(Data entries for graphics)
---*---

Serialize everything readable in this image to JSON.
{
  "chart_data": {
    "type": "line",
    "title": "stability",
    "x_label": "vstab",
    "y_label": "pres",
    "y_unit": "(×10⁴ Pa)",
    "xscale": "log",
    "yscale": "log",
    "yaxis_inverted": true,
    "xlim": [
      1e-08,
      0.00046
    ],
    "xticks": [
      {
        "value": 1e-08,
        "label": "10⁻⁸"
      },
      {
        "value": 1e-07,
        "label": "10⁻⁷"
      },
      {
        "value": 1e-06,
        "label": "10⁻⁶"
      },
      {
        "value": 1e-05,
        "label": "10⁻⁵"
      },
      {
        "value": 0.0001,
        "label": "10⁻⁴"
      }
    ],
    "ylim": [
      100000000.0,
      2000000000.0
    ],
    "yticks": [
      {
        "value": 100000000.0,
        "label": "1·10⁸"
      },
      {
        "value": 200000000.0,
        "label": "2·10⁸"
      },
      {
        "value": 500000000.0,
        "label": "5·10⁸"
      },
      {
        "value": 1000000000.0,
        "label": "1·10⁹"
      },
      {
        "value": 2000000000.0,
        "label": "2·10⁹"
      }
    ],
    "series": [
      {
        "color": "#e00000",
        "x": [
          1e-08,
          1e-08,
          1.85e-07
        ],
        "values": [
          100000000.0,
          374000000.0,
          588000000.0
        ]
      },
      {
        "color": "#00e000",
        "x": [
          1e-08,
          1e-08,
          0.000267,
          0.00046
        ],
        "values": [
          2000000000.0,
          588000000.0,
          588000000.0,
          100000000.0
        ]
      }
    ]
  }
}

---*---

» **JOB**
Reproduce the full set of records precisely.

» **SOLUTION TO THIS TASK**
Serialize everything readable in this image to JSON.
{
  "chart_data": {
    "type": "line",
    "title": "stability",
    "x_label": "vstab",
    "y_label": "pres",
    "y_unit": "(×10⁴ Pa)",
    "xscale": "log",
    "yscale": "log",
    "yaxis_inverted": true,
    "xlim": [
      1e-08,
      0.00046
    ],
    "xticks": [
      {
        "value": 1e-08,
        "label": "10⁻⁸"
      },
      {
        "value": 1e-07,
        "label": "10⁻⁷"
      },
      {
        "value": 1e-06,
        "label": "10⁻⁶"
      },
      {
        "value": 1e-05,
        "label": "10⁻⁵"
      },
      {
        "value": 0.0001,
        "label": "10⁻⁴"
      }
    ],
    "ylim": [
      100000000.0,
      2000000000.0
    ],
    "yticks": [
      {
        "value": 100000000.0,
        "label": "1·10⁸"
      },
      {
        "value": 200000000.0,
        "label": "2·10⁸"
      },
      {
        "value": 500000000.0,
        "label": "5·10⁸"
      },
      {
        "value": 1000000000.0,
        "label": "1·10⁹"
      },
      {
        "value": 2000000000.0,
        "label": "2·10⁹"
      }
    ],
    "series": [
      {
        "color": "#e00000",
        "x": [
          1e-08,
          1e-08,
          1.85e-07
        ],
        "values": [
          100000000.0,
          374000000.0,
          588000000.0
        ]
      },
      {
        "color": "#00e000",
        "x": [
          1e-08,
          1e-08,
          0.000267,
          0.00046
        ],
        "values": [
          2000000000.0,
          588000000.0,
          588000000.0,
          100000000.0
        ]
      }
    ]
  }
}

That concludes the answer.